═════ Provided material

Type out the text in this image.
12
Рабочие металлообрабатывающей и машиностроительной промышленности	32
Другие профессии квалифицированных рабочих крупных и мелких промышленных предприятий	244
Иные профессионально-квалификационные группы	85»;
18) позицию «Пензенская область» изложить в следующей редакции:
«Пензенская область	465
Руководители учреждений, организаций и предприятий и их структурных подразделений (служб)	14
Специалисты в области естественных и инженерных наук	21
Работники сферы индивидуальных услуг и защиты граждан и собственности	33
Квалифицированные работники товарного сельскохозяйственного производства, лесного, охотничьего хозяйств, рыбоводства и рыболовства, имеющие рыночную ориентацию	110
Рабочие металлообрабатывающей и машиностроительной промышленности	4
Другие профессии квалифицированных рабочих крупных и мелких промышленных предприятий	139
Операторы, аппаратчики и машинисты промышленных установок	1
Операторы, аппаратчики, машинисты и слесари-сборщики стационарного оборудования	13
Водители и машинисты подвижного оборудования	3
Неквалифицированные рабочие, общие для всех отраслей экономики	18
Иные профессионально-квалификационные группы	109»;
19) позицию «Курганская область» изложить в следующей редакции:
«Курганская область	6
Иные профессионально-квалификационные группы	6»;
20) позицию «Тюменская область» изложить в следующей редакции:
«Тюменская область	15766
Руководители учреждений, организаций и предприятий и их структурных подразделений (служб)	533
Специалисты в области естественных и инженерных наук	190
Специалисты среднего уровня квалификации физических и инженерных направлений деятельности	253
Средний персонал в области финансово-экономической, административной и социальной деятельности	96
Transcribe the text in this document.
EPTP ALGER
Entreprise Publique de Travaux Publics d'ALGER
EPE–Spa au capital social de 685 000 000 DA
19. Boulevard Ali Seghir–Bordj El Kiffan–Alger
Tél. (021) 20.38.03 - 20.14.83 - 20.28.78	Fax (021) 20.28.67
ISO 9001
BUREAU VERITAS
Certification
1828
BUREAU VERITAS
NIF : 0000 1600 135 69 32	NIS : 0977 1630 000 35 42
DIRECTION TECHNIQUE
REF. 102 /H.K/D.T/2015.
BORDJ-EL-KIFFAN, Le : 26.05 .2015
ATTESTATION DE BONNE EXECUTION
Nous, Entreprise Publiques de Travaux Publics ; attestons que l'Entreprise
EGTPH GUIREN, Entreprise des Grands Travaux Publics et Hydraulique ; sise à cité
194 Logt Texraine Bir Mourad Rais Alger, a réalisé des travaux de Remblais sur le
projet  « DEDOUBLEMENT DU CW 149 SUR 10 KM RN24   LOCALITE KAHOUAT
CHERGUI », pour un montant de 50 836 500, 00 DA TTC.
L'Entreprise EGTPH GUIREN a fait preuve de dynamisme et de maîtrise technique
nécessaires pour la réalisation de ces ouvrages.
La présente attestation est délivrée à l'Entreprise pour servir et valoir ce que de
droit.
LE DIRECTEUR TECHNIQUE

══════════

• _Task to complete_:
Search the listing for the string "инженерных". Copy each line where it turns up.

• _Answer below_:
Специалисты в области естественных и инженерных наук	21
Специалисты в области естественных и инженерных наук	190
Специалисты среднего уровня квалификации физических и инженерных направлений деятельности	253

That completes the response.